Direction -
Using the records below, report how many lines hold "province", with no extra text.

Records shown -
※
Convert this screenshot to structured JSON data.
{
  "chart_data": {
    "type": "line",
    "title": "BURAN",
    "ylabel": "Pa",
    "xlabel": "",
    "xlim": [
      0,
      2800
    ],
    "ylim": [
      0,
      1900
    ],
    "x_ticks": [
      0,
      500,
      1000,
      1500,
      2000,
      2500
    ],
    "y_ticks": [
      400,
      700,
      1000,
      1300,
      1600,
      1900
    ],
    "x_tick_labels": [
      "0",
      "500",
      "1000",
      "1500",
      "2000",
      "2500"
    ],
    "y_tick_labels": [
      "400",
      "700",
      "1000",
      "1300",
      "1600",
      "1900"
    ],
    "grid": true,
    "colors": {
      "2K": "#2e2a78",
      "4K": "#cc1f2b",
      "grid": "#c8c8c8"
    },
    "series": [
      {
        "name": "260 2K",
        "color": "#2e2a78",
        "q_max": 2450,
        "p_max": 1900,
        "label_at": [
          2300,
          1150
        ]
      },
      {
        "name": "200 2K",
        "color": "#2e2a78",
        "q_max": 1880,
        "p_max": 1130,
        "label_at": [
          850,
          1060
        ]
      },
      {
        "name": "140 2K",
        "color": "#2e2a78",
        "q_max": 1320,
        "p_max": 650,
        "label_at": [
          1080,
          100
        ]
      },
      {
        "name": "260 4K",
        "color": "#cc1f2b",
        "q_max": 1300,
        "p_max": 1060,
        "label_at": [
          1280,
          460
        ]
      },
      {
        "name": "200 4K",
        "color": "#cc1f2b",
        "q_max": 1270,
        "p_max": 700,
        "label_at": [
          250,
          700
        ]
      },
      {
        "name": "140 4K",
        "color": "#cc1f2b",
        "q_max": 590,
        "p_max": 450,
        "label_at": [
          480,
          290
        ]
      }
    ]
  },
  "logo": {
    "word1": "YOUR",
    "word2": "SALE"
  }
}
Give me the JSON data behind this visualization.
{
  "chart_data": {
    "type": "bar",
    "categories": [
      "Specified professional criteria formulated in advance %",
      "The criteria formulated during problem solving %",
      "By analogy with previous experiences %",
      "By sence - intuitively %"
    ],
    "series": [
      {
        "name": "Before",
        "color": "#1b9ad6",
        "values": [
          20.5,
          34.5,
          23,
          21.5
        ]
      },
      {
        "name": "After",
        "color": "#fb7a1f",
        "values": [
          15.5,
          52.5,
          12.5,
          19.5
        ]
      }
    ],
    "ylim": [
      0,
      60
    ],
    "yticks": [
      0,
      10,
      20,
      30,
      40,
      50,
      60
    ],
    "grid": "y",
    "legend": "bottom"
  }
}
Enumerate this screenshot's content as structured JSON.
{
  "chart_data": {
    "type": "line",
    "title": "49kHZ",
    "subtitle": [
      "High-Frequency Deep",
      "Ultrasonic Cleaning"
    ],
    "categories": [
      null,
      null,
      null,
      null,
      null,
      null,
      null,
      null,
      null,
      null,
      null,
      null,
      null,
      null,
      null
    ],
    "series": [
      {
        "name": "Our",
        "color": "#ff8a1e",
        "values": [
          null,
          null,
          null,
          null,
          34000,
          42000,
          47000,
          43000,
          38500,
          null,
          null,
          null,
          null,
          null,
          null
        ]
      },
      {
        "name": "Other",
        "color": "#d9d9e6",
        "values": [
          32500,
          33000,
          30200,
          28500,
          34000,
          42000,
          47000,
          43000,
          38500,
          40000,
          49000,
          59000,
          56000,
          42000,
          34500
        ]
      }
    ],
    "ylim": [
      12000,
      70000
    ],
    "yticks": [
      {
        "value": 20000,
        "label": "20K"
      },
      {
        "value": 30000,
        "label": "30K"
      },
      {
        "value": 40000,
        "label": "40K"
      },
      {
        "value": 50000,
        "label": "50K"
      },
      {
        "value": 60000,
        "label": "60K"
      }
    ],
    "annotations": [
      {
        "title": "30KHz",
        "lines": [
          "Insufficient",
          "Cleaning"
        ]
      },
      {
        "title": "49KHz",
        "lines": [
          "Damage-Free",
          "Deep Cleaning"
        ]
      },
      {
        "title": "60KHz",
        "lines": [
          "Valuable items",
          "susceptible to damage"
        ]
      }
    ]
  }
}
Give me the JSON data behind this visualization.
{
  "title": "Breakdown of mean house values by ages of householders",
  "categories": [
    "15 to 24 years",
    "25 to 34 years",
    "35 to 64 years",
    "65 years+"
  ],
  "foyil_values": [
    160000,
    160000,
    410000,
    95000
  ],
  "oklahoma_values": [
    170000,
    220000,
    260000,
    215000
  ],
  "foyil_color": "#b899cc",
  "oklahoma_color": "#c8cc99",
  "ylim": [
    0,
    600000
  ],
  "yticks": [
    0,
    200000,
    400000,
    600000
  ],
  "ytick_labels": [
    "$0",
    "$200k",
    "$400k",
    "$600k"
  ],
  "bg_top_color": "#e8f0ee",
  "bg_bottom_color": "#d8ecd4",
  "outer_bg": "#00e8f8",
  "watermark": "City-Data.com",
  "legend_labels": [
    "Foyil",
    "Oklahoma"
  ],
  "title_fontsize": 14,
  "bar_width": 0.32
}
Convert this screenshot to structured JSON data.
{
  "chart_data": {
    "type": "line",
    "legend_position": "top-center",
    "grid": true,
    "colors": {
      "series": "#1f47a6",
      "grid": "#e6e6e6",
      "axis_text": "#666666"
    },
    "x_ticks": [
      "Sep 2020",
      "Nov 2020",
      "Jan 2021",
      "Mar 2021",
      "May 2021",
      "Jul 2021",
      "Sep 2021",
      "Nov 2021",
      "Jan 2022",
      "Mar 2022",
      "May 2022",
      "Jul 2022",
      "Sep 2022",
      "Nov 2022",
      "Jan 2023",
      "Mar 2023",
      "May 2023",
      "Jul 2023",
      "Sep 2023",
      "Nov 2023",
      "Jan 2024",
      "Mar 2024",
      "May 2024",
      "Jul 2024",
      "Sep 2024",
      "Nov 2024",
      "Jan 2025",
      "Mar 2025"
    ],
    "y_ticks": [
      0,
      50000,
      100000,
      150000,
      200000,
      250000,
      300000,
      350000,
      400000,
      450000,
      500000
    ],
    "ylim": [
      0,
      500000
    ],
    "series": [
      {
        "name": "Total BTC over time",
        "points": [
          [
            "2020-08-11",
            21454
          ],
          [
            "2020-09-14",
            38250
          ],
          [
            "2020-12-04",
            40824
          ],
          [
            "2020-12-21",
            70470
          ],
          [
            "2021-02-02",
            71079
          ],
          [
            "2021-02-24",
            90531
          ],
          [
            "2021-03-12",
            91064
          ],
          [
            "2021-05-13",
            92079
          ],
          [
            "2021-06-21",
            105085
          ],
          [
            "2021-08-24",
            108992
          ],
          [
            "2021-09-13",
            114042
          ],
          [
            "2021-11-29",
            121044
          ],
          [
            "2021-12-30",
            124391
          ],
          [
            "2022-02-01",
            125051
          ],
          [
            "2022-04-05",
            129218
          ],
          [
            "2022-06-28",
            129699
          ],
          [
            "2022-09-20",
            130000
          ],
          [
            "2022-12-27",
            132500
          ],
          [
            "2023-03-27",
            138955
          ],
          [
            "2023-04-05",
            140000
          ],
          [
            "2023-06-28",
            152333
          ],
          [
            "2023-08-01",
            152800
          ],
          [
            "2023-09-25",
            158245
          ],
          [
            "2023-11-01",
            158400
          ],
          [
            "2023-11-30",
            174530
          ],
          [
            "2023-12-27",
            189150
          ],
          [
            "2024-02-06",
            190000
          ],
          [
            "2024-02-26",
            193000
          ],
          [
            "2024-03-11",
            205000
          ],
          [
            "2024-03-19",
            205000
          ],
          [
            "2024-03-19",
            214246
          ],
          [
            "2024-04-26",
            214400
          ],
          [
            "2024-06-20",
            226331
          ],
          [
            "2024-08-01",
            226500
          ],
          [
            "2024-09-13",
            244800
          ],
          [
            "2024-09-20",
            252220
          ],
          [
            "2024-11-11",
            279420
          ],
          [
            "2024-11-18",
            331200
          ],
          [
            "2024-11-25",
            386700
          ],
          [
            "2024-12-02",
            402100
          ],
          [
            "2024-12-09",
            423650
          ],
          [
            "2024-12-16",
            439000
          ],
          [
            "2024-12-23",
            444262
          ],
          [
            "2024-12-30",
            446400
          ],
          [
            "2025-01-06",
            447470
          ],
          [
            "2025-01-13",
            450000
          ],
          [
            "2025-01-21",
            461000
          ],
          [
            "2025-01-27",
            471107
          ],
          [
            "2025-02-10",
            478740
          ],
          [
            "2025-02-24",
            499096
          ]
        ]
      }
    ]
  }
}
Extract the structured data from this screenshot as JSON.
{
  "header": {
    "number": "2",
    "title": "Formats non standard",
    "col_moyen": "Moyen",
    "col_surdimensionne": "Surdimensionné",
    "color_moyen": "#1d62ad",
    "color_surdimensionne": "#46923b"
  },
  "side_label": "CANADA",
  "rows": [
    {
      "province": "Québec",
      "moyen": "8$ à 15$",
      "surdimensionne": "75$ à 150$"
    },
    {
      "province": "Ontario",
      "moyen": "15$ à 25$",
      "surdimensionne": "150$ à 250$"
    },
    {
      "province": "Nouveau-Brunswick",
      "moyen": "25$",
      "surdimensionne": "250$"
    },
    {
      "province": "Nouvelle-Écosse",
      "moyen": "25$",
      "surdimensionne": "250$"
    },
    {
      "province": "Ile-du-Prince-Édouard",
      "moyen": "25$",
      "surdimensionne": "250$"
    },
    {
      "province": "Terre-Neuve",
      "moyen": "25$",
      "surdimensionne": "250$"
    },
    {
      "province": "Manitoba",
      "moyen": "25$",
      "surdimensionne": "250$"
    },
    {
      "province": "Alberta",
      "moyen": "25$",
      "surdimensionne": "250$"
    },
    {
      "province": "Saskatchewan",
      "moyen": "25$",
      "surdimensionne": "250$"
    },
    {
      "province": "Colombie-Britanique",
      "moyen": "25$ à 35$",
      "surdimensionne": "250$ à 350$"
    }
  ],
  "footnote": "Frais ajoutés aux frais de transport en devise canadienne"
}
※
Task response -
10